____ RAW DATA
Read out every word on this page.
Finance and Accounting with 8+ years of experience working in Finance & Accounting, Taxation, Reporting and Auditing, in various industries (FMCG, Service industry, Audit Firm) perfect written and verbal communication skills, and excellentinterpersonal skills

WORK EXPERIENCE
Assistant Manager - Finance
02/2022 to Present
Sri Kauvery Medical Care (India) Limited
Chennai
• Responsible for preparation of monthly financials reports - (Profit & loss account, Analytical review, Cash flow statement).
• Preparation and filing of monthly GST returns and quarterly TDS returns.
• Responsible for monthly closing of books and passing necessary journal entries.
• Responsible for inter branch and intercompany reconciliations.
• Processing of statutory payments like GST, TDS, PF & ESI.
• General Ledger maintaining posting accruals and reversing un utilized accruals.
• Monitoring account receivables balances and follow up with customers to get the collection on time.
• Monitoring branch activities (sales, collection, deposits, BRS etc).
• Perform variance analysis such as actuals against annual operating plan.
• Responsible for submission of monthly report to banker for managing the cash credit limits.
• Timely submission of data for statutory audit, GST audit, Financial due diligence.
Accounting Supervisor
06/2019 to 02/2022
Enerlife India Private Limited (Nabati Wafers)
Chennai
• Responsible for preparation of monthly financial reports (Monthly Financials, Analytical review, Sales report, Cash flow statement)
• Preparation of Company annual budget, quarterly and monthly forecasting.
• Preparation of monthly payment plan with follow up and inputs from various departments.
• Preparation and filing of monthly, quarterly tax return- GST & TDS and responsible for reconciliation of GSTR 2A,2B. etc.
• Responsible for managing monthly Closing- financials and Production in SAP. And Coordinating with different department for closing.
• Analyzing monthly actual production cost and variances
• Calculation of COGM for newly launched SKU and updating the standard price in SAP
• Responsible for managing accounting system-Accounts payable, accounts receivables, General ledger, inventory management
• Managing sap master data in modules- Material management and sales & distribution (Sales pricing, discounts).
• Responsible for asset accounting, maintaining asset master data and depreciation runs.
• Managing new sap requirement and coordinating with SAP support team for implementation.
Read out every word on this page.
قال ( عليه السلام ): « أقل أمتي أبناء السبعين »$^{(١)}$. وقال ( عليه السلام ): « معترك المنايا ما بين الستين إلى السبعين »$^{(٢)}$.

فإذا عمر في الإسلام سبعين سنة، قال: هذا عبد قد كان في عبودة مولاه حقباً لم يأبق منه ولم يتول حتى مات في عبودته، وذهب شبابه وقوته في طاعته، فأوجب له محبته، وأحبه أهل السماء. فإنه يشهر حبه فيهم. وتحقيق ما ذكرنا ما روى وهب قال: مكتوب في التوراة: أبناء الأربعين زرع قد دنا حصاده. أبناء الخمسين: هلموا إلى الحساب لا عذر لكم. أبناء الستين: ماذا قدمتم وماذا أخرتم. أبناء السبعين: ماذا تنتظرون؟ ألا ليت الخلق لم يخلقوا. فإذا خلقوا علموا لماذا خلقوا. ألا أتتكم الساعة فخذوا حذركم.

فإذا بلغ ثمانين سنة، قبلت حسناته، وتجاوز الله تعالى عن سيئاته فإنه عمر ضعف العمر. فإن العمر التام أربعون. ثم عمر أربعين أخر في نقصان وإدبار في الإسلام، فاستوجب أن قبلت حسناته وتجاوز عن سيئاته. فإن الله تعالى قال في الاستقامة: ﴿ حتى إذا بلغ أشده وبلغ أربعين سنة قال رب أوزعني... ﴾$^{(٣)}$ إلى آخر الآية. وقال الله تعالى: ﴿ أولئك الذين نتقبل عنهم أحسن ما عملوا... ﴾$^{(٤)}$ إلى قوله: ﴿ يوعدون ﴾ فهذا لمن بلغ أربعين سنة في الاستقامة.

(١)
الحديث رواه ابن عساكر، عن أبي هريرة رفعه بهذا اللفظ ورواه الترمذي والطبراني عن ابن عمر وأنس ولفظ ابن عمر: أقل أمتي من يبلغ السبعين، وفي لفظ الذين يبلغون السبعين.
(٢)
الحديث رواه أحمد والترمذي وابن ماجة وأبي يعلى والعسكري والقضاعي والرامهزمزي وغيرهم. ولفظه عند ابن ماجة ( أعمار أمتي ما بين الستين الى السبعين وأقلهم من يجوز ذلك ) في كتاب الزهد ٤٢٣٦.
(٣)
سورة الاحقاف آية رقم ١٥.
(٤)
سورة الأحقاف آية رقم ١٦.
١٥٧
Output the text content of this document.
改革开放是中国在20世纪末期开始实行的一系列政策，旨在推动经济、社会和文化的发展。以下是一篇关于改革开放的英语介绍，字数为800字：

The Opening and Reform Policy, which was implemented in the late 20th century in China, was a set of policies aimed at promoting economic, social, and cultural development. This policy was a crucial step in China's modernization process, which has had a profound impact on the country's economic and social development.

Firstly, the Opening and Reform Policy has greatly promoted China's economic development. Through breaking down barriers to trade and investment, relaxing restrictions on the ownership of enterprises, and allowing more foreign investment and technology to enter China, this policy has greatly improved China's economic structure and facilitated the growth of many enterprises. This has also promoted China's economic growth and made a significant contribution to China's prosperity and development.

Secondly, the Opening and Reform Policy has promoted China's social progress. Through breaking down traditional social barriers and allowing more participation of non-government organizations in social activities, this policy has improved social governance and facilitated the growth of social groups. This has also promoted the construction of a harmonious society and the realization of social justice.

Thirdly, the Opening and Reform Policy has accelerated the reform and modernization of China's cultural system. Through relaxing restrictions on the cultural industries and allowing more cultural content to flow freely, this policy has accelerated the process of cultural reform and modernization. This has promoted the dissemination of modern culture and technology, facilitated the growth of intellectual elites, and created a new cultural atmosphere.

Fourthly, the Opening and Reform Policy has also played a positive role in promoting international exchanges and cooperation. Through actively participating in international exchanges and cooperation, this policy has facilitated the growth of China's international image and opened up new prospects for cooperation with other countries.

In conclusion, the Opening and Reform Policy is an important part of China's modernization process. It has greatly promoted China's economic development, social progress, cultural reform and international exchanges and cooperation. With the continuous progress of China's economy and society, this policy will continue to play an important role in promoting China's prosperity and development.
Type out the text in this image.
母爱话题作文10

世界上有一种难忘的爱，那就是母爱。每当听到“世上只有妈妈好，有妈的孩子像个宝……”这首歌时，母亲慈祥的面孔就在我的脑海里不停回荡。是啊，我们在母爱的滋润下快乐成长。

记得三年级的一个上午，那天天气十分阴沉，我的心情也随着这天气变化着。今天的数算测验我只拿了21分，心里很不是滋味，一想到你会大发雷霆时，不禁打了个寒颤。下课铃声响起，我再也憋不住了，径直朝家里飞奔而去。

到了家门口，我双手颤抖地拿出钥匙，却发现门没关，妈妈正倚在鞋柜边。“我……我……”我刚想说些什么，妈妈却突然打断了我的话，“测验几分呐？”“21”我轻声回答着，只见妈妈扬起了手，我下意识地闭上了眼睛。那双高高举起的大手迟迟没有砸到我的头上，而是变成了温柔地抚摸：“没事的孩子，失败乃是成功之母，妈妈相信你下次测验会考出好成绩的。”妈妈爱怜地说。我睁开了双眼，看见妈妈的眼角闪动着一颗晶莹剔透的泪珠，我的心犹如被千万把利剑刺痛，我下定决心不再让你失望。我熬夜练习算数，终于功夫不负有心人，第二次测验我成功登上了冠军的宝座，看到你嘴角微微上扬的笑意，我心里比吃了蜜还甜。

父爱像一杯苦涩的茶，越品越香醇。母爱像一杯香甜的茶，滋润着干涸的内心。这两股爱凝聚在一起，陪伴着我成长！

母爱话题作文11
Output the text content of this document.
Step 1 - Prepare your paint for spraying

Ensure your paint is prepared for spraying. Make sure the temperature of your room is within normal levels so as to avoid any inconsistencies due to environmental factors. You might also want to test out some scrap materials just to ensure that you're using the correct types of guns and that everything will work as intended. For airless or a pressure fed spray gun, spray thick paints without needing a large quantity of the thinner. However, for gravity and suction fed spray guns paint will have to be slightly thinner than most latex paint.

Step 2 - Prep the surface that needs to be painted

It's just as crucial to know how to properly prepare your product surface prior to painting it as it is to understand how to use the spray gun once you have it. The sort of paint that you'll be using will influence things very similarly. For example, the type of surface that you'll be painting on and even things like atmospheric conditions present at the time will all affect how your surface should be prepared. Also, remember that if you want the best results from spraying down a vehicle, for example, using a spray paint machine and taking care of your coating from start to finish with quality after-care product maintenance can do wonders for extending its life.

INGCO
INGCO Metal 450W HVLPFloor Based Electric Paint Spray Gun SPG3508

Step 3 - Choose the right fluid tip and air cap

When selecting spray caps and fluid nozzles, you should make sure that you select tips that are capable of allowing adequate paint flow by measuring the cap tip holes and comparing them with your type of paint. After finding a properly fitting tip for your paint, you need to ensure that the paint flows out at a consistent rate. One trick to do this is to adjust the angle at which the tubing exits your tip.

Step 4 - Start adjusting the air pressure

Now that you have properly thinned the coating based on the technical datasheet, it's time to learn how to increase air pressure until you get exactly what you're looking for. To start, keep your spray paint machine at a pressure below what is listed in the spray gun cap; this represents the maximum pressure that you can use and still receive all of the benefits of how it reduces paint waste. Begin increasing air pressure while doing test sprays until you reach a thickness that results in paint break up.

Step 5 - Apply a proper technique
________
DIRECTION → Locate the word "reports" in the entries, and copy every line where it is found.

REPLY TO THE EXERCISE →
• Responsible for preparation of monthly financials reports - (Profit & loss account, Analytical review, Cash flow statement).
• Responsible for preparation of monthly financial reports (Monthly Financials, Analytical review, Sales report, Cash flow statement)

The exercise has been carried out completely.